Goal of the exercise> Below are some entries. Output each one exactly as it appears.

Listing>
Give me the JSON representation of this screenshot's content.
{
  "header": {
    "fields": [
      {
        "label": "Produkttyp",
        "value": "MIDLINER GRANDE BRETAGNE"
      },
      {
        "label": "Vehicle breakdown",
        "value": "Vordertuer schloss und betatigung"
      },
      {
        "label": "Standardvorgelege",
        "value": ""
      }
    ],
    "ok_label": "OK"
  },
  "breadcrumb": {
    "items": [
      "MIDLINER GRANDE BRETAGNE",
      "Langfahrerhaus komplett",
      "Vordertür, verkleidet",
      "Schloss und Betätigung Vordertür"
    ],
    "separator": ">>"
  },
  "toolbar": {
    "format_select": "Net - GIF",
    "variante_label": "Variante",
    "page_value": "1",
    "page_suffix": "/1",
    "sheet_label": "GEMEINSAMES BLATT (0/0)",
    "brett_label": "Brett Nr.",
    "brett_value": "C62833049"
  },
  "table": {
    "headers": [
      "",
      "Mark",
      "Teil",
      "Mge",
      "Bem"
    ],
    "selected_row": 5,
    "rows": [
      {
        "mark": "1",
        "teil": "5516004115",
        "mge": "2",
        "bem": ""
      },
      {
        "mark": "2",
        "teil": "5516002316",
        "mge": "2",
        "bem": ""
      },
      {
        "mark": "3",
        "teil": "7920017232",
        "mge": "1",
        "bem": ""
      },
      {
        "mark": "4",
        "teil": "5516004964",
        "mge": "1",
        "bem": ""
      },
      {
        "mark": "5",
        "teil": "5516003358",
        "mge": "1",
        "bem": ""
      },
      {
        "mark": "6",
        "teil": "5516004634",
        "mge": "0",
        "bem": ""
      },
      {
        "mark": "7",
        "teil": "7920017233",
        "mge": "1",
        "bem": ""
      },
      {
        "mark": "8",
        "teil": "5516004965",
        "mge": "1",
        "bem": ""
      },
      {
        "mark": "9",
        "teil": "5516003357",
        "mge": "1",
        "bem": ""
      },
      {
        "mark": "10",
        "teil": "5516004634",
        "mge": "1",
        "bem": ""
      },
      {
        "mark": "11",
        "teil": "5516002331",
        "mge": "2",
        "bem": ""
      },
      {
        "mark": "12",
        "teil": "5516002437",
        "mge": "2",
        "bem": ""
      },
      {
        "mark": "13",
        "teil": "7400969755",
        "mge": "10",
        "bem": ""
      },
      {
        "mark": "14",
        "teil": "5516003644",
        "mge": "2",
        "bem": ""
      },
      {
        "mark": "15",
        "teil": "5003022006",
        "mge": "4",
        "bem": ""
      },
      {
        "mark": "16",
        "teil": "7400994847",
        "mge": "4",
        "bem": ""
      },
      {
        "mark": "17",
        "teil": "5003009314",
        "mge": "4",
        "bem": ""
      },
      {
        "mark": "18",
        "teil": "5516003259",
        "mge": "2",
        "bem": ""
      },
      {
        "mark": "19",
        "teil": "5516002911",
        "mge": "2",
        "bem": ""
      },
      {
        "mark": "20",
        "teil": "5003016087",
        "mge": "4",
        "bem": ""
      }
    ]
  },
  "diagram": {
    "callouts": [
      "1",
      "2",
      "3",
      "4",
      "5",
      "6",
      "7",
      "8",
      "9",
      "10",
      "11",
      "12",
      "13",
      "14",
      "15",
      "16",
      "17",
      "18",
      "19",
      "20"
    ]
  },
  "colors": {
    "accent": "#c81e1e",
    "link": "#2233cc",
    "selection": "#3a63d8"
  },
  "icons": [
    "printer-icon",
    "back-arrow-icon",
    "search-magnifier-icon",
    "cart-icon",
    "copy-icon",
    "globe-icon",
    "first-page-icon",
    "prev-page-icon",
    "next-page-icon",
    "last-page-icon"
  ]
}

Response to this exercise>
Give me the JSON representation of this screenshot's content.
{
  "header": {
    "fields": [
      {
        "label": "Produkttyp",
        "value": "MIDLINER GRANDE BRETAGNE"
      },
      {
        "label": "Vehicle breakdown",
        "value": "Vordertuer schloss und betatigung"
      },
      {
        "label": "Standardvorgelege",
        "value": ""
      }
    ],
    "ok_label": "OK"
  },
  "breadcrumb": {
    "items": [
      "MIDLINER GRANDE BRETAGNE",
      "Langfahrerhaus komplett",
      "Vordertür, verkleidet",
      "Schloss und Betätigung Vordertür"
    ],
    "separator": ">>"
  },
  "toolbar": {
    "format_select": "Net - GIF",
    "variante_label": "Variante",
    "page_value": "1",
    "page_suffix": "/1",
    "sheet_label": "GEMEINSAMES BLATT (0/0)",
    "brett_label": "Brett Nr.",
    "brett_value": "C62833049"
  },
  "table": {
    "headers": [
      "",
      "Mark",
      "Teil",
      "Mge",
      "Bem"
    ],
    "selected_row": 5,
    "rows": [
      {
        "mark": "1",
        "teil": "5516004115",
        "mge": "2",
        "bem": ""
      },
      {
        "mark": "2",
        "teil": "5516002316",
        "mge": "2",
        "bem": ""
      },
      {
        "mark": "3",
        "teil": "7920017232",
        "mge": "1",
        "bem": ""
      },
      {
        "mark": "4",
        "teil": "5516004964",
        "mge": "1",
        "bem": ""
      },
      {
        "mark": "5",
        "teil": "5516003358",
        "mge": "1",
        "bem": ""
      },
      {
        "mark": "6",
        "teil": "5516004634",
        "mge": "0",
        "bem": ""
      },
      {
        "mark": "7",
        "teil": "7920017233",
        "mge": "1",
        "bem": ""
      },
      {
        "mark": "8",
        "teil": "5516004965",
        "mge": "1",
        "bem": ""
      },
      {
        "mark": "9",
        "teil": "5516003357",
        "mge": "1",
        "bem": ""
      },
      {
        "mark": "10",
        "teil": "5516004634",
        "mge": "1",
        "bem": ""
      },
      {
        "mark": "11",
        "teil": "5516002331",
        "mge": "2",
        "bem": ""
      },
      {
        "mark": "12",
        "teil": "5516002437",
        "mge": "2",
        "bem": ""
      },
      {
        "mark": "13",
        "teil": "7400969755",
        "mge": "10",
        "bem": ""
      },
      {
        "mark": "14",
        "teil": "5516003644",
        "mge": "2",
        "bem": ""
      },
      {
        "mark": "15",
        "teil": "5003022006",
        "mge": "4",
        "bem": ""
      },
      {
        "mark": "16",
        "teil": "7400994847",
        "mge": "4",
        "bem": ""
      },
      {
        "mark": "17",
        "teil": "5003009314",
        "mge": "4",
        "bem": ""
      },
      {
        "mark": "18",
        "teil": "5516003259",
        "mge": "2",
        "bem": ""
      },
      {
        "mark": "19",
        "teil": "5516002911",
        "mge": "2",
        "bem": ""
      },
      {
        "mark": "20",
        "teil": "5003016087",
        "mge": "4",
        "bem": ""
      }
    ]
  },
  "diagram": {
    "callouts": [
      "1",
      "2",
      "3",
      "4",
      "5",
      "6",
      "7",
      "8",
      "9",
      "10",
      "11",
      "12",
      "13",
      "14",
      "15",
      "16",
      "17",
      "18",
      "19",
      "20"
    ]
  },
  "colors": {
    "accent": "#c81e1e",
    "link": "#2233cc",
    "selection": "#3a63d8"
  },
  "icons": [
    "printer-icon",
    "back-arrow-icon",
    "search-magnifier-icon",
    "cart-icon",
    "copy-icon",
    "globe-icon",
    "first-page-icon",
    "prev-page-icon",
    "next-page-icon",
    "last-page-icon"
  ]
}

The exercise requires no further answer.